• _WHAT IS REQUIRED_:
Restate, word for word, all of the material shown below.

• _STORED ROWS_:
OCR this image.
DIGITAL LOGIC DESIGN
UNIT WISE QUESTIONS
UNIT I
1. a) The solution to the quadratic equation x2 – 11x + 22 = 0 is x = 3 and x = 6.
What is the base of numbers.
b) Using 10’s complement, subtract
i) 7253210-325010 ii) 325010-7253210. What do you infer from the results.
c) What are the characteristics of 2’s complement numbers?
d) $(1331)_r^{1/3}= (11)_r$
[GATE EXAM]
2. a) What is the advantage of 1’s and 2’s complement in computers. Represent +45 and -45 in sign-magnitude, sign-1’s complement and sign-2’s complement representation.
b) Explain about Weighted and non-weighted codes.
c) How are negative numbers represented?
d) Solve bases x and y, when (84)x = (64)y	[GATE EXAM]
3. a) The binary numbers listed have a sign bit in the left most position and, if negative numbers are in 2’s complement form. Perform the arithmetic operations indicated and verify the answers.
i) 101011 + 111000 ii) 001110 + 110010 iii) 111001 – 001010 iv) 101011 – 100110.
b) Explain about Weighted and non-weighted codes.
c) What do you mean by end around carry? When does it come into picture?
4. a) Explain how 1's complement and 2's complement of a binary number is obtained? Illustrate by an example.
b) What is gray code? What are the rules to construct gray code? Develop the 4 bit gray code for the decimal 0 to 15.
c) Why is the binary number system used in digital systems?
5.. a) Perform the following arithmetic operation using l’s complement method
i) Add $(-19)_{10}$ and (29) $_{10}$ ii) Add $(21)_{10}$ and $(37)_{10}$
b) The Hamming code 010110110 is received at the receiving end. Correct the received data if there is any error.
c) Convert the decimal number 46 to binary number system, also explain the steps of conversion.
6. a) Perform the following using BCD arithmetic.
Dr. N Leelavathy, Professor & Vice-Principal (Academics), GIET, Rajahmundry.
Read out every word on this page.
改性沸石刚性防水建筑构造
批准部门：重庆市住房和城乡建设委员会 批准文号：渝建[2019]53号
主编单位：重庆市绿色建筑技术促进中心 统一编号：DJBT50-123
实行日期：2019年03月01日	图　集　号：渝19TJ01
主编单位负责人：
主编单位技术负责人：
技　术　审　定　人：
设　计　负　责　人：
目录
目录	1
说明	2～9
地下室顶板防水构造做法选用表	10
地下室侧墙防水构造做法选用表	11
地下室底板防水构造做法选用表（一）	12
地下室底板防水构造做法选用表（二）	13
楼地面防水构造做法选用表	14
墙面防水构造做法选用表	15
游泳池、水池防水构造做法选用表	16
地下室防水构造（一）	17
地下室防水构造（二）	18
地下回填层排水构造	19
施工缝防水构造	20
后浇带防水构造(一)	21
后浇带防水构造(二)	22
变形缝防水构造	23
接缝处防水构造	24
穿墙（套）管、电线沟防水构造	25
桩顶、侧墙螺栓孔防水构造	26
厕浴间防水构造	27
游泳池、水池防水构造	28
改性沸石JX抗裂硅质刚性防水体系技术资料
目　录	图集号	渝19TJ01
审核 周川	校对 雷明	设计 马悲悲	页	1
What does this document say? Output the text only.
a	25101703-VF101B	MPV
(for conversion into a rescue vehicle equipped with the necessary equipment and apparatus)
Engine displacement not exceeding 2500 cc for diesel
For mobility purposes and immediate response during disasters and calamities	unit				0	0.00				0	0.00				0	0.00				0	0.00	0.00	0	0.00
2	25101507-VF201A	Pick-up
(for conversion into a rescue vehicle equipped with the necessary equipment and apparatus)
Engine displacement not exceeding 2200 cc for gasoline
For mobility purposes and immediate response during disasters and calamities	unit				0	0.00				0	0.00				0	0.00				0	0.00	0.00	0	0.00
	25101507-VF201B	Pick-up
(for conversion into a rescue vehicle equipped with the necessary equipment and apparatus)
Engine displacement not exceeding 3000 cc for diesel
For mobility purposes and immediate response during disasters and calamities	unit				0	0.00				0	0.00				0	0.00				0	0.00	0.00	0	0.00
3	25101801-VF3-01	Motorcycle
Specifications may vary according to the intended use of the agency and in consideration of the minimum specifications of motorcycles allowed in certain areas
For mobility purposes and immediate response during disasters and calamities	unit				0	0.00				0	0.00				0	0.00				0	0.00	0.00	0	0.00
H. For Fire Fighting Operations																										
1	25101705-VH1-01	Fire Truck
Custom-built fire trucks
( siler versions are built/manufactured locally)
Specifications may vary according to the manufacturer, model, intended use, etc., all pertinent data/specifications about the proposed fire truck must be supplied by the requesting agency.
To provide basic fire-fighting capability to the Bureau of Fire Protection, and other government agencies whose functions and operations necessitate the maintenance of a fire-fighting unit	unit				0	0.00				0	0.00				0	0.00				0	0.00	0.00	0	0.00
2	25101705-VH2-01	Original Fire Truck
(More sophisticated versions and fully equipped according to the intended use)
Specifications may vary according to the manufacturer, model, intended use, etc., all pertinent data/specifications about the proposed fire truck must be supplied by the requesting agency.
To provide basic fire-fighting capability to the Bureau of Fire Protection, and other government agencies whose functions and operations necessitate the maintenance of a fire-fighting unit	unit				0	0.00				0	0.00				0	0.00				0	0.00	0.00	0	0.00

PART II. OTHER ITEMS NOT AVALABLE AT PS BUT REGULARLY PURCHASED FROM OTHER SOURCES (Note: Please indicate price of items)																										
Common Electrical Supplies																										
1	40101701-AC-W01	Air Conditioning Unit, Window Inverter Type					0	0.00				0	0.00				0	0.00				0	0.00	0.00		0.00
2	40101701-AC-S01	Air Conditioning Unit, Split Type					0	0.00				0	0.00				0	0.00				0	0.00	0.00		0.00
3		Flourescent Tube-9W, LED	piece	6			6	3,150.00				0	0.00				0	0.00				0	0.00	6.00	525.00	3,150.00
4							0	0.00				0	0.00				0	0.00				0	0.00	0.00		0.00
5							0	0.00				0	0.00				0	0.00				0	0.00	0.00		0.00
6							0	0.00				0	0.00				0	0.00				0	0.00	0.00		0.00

• _RESPONSE FOR THIS EXERCISE_:
OCR this image.
DIGITAL LOGIC DESIGN
UNIT WISE QUESTIONS
UNIT I
1. a) The solution to the quadratic equation x2 – 11x + 22 = 0 is x = 3 and x = 6.
What is the base of numbers.
b) Using 10’s complement, subtract
i) 7253210-325010 ii) 325010-7253210. What do you infer from the results.
c) What are the characteristics of 2’s complement numbers?
d) $(1331)_r^{1/3}= (11)_r$
[GATE EXAM]
2. a) What is the advantage of 1’s and 2’s complement in computers. Represent +45 and -45 in sign-magnitude, sign-1’s complement and sign-2’s complement representation.
b) Explain about Weighted and non-weighted codes.
c) How are negative numbers represented?
d) Solve bases x and y, when (84)x = (64)y	[GATE EXAM]
3. a) The binary numbers listed have a sign bit in the left most position and, if negative numbers are in 2’s complement form. Perform the arithmetic operations indicated and verify the answers.
i) 101011 + 111000 ii) 001110 + 110010 iii) 111001 – 001010 iv) 101011 – 100110.
b) Explain about Weighted and non-weighted codes.
c) What do you mean by end around carry? When does it come into picture?
4. a) Explain how 1's complement and 2's complement of a binary number is obtained? Illustrate by an example.
b) What is gray code? What are the rules to construct gray code? Develop the 4 bit gray code for the decimal 0 to 15.
c) Why is the binary number system used in digital systems?
5.. a) Perform the following arithmetic operation using l’s complement method
i) Add $(-19)_{10}$ and (29) $_{10}$ ii) Add $(21)_{10}$ and $(37)_{10}$
b) The Hamming code 010110110 is received at the receiving end. Correct the received data if there is any error.
c) Convert the decimal number 46 to binary number system, also explain the steps of conversion.
6. a) Perform the following using BCD arithmetic.
Dr. N Leelavathy, Professor & Vice-Principal (Academics), GIET, Rajahmundry.
Read out every word on this page.
改性沸石刚性防水建筑构造
批准部门：重庆市住房和城乡建设委员会 批准文号：渝建[2019]53号
主编单位：重庆市绿色建筑技术促进中心 统一编号：DJBT50-123
实行日期：2019年03月01日	图　集　号：渝19TJ01
主编单位负责人：
主编单位技术负责人：
技　术　审　定　人：
设　计　负　责　人：
目录
目录	1
说明	2～9
地下室顶板防水构造做法选用表	10
地下室侧墙防水构造做法选用表	11
地下室底板防水构造做法选用表（一）	12
地下室底板防水构造做法选用表（二）	13
楼地面防水构造做法选用表	14
墙面防水构造做法选用表	15
游泳池、水池防水构造做法选用表	16
地下室防水构造（一）	17
地下室防水构造（二）	18
地下回填层排水构造	19
施工缝防水构造	20
后浇带防水构造(一)	21
后浇带防水构造(二)	22
变形缝防水构造	23
接缝处防水构造	24
穿墙（套）管、电线沟防水构造	25
桩顶、侧墙螺栓孔防水构造	26
厕浴间防水构造	27
游泳池、水池防水构造	28
改性沸石JX抗裂硅质刚性防水体系技术资料
目　录	图集号	渝19TJ01
审核 周川	校对 雷明	设计 马悲悲	页	1
What does this document say? Output the text only.
a	25101703-VF101B	MPV
(for conversion into a rescue vehicle equipped with the necessary equipment and apparatus)
Engine displacement not exceeding 2500 cc for diesel
For mobility purposes and immediate response during disasters and calamities	unit				0	0.00				0	0.00				0	0.00				0	0.00	0.00	0	0.00
2	25101507-VF201A	Pick-up
(for conversion into a rescue vehicle equipped with the necessary equipment and apparatus)
Engine displacement not exceeding 2200 cc for gasoline
For mobility purposes and immediate response during disasters and calamities	unit				0	0.00				0	0.00				0	0.00				0	0.00	0.00	0	0.00
	25101507-VF201B	Pick-up
(for conversion into a rescue vehicle equipped with the necessary equipment and apparatus)
Engine displacement not exceeding 3000 cc for diesel
For mobility purposes and immediate response during disasters and calamities	unit				0	0.00				0	0.00				0	0.00				0	0.00	0.00	0	0.00
3	25101801-VF3-01	Motorcycle
Specifications may vary according to the intended use of the agency and in consideration of the minimum specifications of motorcycles allowed in certain areas
For mobility purposes and immediate response during disasters and calamities	unit				0	0.00				0	0.00				0	0.00				0	0.00	0.00	0	0.00
H. For Fire Fighting Operations																										
1	25101705-VH1-01	Fire Truck
Custom-built fire trucks
( siler versions are built/manufactured locally)
Specifications may vary according to the manufacturer, model, intended use, etc., all pertinent data/specifications about the proposed fire truck must be supplied by the requesting agency.
To provide basic fire-fighting capability to the Bureau of Fire Protection, and other government agencies whose functions and operations necessitate the maintenance of a fire-fighting unit	unit				0	0.00				0	0.00				0	0.00				0	0.00	0.00	0	0.00
2	25101705-VH2-01	Original Fire Truck
(More sophisticated versions and fully equipped according to the intended use)
Specifications may vary according to the manufacturer, model, intended use, etc., all pertinent data/specifications about the proposed fire truck must be supplied by the requesting agency.
To provide basic fire-fighting capability to the Bureau of Fire Protection, and other government agencies whose functions and operations necessitate the maintenance of a fire-fighting unit	unit				0	0.00				0	0.00				0	0.00				0	0.00	0.00	0	0.00

PART II. OTHER ITEMS NOT AVALABLE AT PS BUT REGULARLY PURCHASED FROM OTHER SOURCES (Note: Please indicate price of items)																										
Common Electrical Supplies																										
1	40101701-AC-W01	Air Conditioning Unit, Window Inverter Type					0	0.00				0	0.00				0	0.00				0	0.00	0.00		0.00
2	40101701-AC-S01	Air Conditioning Unit, Split Type					0	0.00				0	0.00				0	0.00				0	0.00	0.00		0.00
3		Flourescent Tube-9W, LED	piece	6			6	3,150.00				0	0.00				0	0.00				0	0.00	6.00	525.00	3,150.00
4							0	0.00				0	0.00				0	0.00				0	0.00	0.00		0.00
5							0	0.00				0	0.00				0	0.00				0	0.00	0.00		0.00
6							0	0.00				0	0.00				0	0.00				0	0.00	0.00		0.00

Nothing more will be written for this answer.